AIM OF THE EXERCISE: Look for "JSON" in each line of the entries, and return the matching lines.

********

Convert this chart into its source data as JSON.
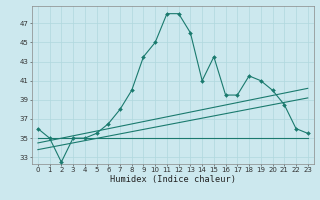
{
  "x": [
    0,
    1,
    2,
    3,
    4,
    5,
    6,
    7,
    8,
    9,
    10,
    11,
    12,
    13,
    14,
    15,
    16,
    17,
    18,
    19,
    20,
    21,
    22,
    23
  ],
  "line1": [
    36,
    35,
    32.5,
    35,
    35,
    35.5,
    36.5,
    38,
    40,
    43.5,
    45,
    48,
    48,
    46,
    41,
    43.5,
    39.5,
    39.5,
    41.5,
    41,
    40,
    38.5,
    36,
    35.5
  ],
  "line2": [
    35,
    35,
    35,
    35,
    35,
    35,
    35,
    35,
    35,
    35,
    35,
    35,
    35,
    35,
    35,
    35,
    35,
    35,
    35,
    35,
    35,
    35,
    35,
    35
  ],
  "line3_x": [
    0,
    23
  ],
  "line3_y": [
    33.8,
    39.2
  ],
  "line4_x": [
    0,
    23
  ],
  "line4_y": [
    34.5,
    40.2
  ],
  "bg_color": "#cce8ee",
  "line_color": "#1a7a6e",
  "grid_color": "#b0d8de",
  "ylabel_values": [
    33,
    35,
    37,
    39,
    41,
    43,
    45,
    47
  ],
  "xlabel": "Humidex (Indice chaleur)",
  "ylim": [
    32.3,
    48.8
  ],
  "xlim": [
    -0.5,
    23.5
  ],
  "tick_fontsize": 5.0,
  "xlabel_fontsize": 6.2
}
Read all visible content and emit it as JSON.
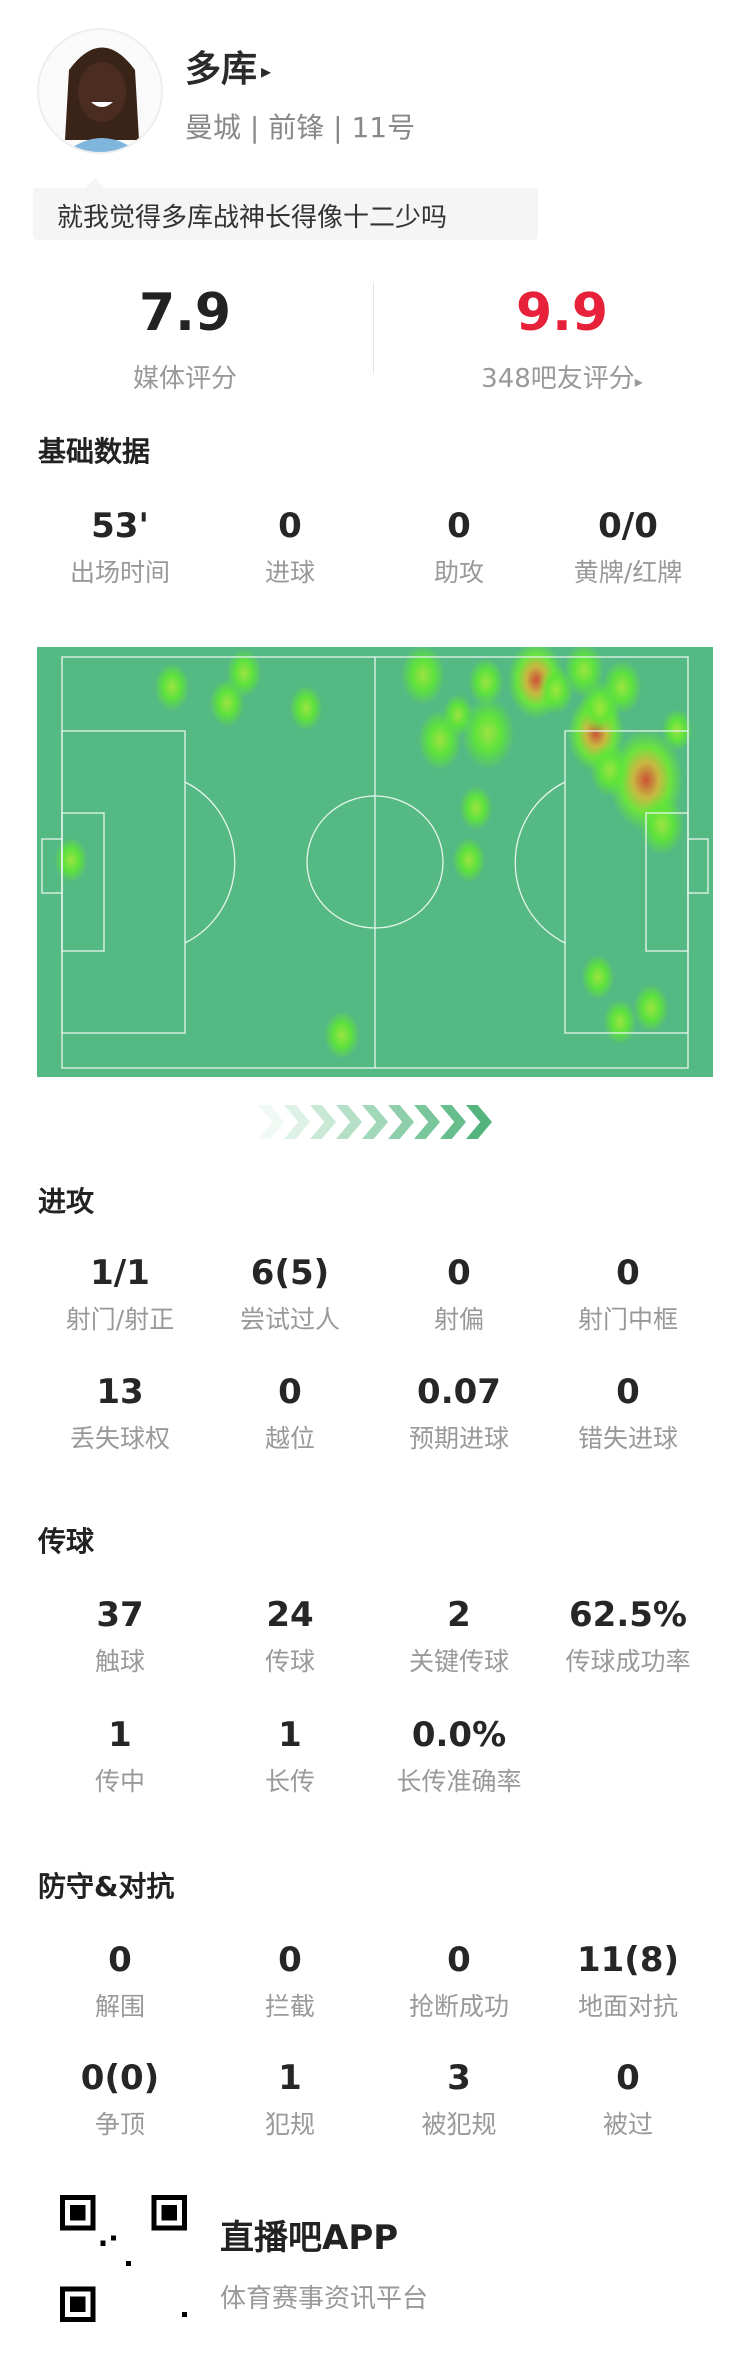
{
  "player": {
    "name": "多库",
    "name_arrow": "▸",
    "subtitle": "曼城 | 前锋 | 11号",
    "comment": "就我觉得多库战神长得像十二少吗"
  },
  "ratings": {
    "media_value": "7.9",
    "media_label": "媒体评分",
    "fan_value": "9.9",
    "fan_label": "348吧友评分",
    "fan_arrow": "▸",
    "fan_color": "#e8213a"
  },
  "basic": {
    "title": "基础数据",
    "stats": [
      {
        "v": "53'",
        "l": "出场时间"
      },
      {
        "v": "0",
        "l": "进球"
      },
      {
        "v": "0",
        "l": "助攻"
      },
      {
        "v": "0/0",
        "l": "黄牌/红牌"
      }
    ]
  },
  "heatmap": {
    "pitch_color": "#55b983",
    "line_color": "#e6f5ec"
  },
  "attack": {
    "title": "进攻",
    "stats": [
      {
        "v": "1/1",
        "l": "射门/射正"
      },
      {
        "v": "6(5)",
        "l": "尝试过人"
      },
      {
        "v": "0",
        "l": "射偏"
      },
      {
        "v": "0",
        "l": "射门中框"
      },
      {
        "v": "13",
        "l": "丢失球权"
      },
      {
        "v": "0",
        "l": "越位"
      },
      {
        "v": "0.07",
        "l": "预期进球"
      },
      {
        "v": "0",
        "l": "错失进球"
      }
    ]
  },
  "passing": {
    "title": "传球",
    "stats": [
      {
        "v": "37",
        "l": "触球"
      },
      {
        "v": "24",
        "l": "传球"
      },
      {
        "v": "2",
        "l": "关键传球"
      },
      {
        "v": "62.5%",
        "l": "传球成功率"
      },
      {
        "v": "1",
        "l": "传中"
      },
      {
        "v": "1",
        "l": "长传"
      },
      {
        "v": "0.0%",
        "l": "长传准确率"
      }
    ]
  },
  "defense": {
    "title": "防守&对抗",
    "stats": [
      {
        "v": "0",
        "l": "解围"
      },
      {
        "v": "0",
        "l": "拦截"
      },
      {
        "v": "0",
        "l": "抢断成功"
      },
      {
        "v": "11(8)",
        "l": "地面对抗"
      },
      {
        "v": "0(0)",
        "l": "争顶"
      },
      {
        "v": "1",
        "l": "犯规"
      },
      {
        "v": "3",
        "l": "被犯规"
      },
      {
        "v": "0",
        "l": "被过"
      }
    ]
  },
  "footer": {
    "app_name": "直播吧APP",
    "slogan": "体育赛事资讯平台",
    "qr_icon": "qr-code-icon"
  }
}
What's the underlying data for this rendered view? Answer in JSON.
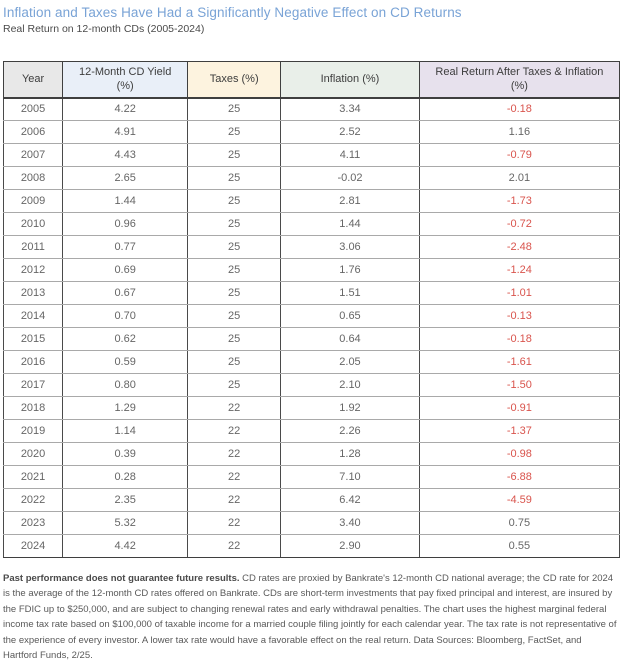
{
  "header": {
    "title": "Inflation and Taxes Have Had a Significantly Negative Effect on CD Returns",
    "subtitle": "Real Return on 12-month CDs (2005-2024)"
  },
  "colors": {
    "title_blue": "#79a3d6",
    "negative_red": "#d9544d",
    "header_year_bg": "#e8e8e8",
    "header_cd_yield_bg": "#e9eff8",
    "header_taxes_bg": "#fdf3df",
    "header_inflation_bg": "#e9efe9",
    "header_real_return_bg": "#e7e1ed"
  },
  "chart_data": {
    "type": "table",
    "title": "Inflation and Taxes Have Had a Significantly Negative Effect on CD Returns",
    "subtitle": "Real Return on 12-month CDs (2005-2024)",
    "columns": [
      {
        "key": "year",
        "label": "Year",
        "bg": "#e8e8e8",
        "width": "9.6%"
      },
      {
        "key": "cd_yield",
        "label": "12-Month CD Yield (%)",
        "bg": "#e9eff8",
        "width": "20.3%"
      },
      {
        "key": "taxes",
        "label": "Taxes (%)",
        "bg": "#fdf3df",
        "width": "15.1%"
      },
      {
        "key": "inflation",
        "label": "Inflation (%)",
        "bg": "#e9efe9",
        "width": "22.5%"
      },
      {
        "key": "real_return",
        "label": "Real Return After Taxes & Inflation (%)",
        "bg": "#e7e1ed",
        "width": "32.5%"
      }
    ],
    "rows": [
      {
        "year": "2005",
        "cd_yield": "4.22",
        "taxes": "25",
        "inflation": "3.34",
        "real_return": "-0.18"
      },
      {
        "year": "2006",
        "cd_yield": "4.91",
        "taxes": "25",
        "inflation": "2.52",
        "real_return": "1.16"
      },
      {
        "year": "2007",
        "cd_yield": "4.43",
        "taxes": "25",
        "inflation": "4.11",
        "real_return": "-0.79"
      },
      {
        "year": "2008",
        "cd_yield": "2.65",
        "taxes": "25",
        "inflation": "-0.02",
        "real_return": "2.01"
      },
      {
        "year": "2009",
        "cd_yield": "1.44",
        "taxes": "25",
        "inflation": "2.81",
        "real_return": "-1.73"
      },
      {
        "year": "2010",
        "cd_yield": "0.96",
        "taxes": "25",
        "inflation": "1.44",
        "real_return": "-0.72"
      },
      {
        "year": "2011",
        "cd_yield": "0.77",
        "taxes": "25",
        "inflation": "3.06",
        "real_return": "-2.48"
      },
      {
        "year": "2012",
        "cd_yield": "0.69",
        "taxes": "25",
        "inflation": "1.76",
        "real_return": "-1.24"
      },
      {
        "year": "2013",
        "cd_yield": "0.67",
        "taxes": "25",
        "inflation": "1.51",
        "real_return": "-1.01"
      },
      {
        "year": "2014",
        "cd_yield": "0.70",
        "taxes": "25",
        "inflation": "0.65",
        "real_return": "-0.13"
      },
      {
        "year": "2015",
        "cd_yield": "0.62",
        "taxes": "25",
        "inflation": "0.64",
        "real_return": "-0.18"
      },
      {
        "year": "2016",
        "cd_yield": "0.59",
        "taxes": "25",
        "inflation": "2.05",
        "real_return": "-1.61"
      },
      {
        "year": "2017",
        "cd_yield": "0.80",
        "taxes": "25",
        "inflation": "2.10",
        "real_return": "-1.50"
      },
      {
        "year": "2018",
        "cd_yield": "1.29",
        "taxes": "22",
        "inflation": "1.92",
        "real_return": "-0.91"
      },
      {
        "year": "2019",
        "cd_yield": "1.14",
        "taxes": "22",
        "inflation": "2.26",
        "real_return": "-1.37"
      },
      {
        "year": "2020",
        "cd_yield": "0.39",
        "taxes": "22",
        "inflation": "1.28",
        "real_return": "-0.98"
      },
      {
        "year": "2021",
        "cd_yield": "0.28",
        "taxes": "22",
        "inflation": "7.10",
        "real_return": "-6.88"
      },
      {
        "year": "2022",
        "cd_yield": "2.35",
        "taxes": "22",
        "inflation": "6.42",
        "real_return": "-4.59"
      },
      {
        "year": "2023",
        "cd_yield": "5.32",
        "taxes": "22",
        "inflation": "3.40",
        "real_return": "0.75"
      },
      {
        "year": "2024",
        "cd_yield": "4.42",
        "taxes": "22",
        "inflation": "2.90",
        "real_return": "0.55"
      }
    ]
  },
  "footnote": {
    "bold": "Past performance does not guarantee future results.",
    "text": " CD rates are proxied by Bankrate's 12-month CD national average; the CD rate for 2024 is the average of the 12-month CD rates offered on Bankrate. CDs are short-term investments that pay fixed principal and interest, are insured by the FDIC up to $250,000, and are subject to changing renewal rates and early withdrawal penalties. The chart uses the highest marginal federal income tax rate based on $100,000 of taxable income for a married couple filing jointly for each calendar year. The tax rate is not representative of the experience of every investor. A lower tax rate would have a favorable effect on the real return. Data Sources: Bloomberg, FactSet, and Hartford Funds, 2/25."
  }
}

********

SOLUTION TO THIS PROBLEM:
Convert this chart into its source data as JSON.
Read all visible content and emit it as JSON.
What's the underlying data for this rendered view? Answer in JSON.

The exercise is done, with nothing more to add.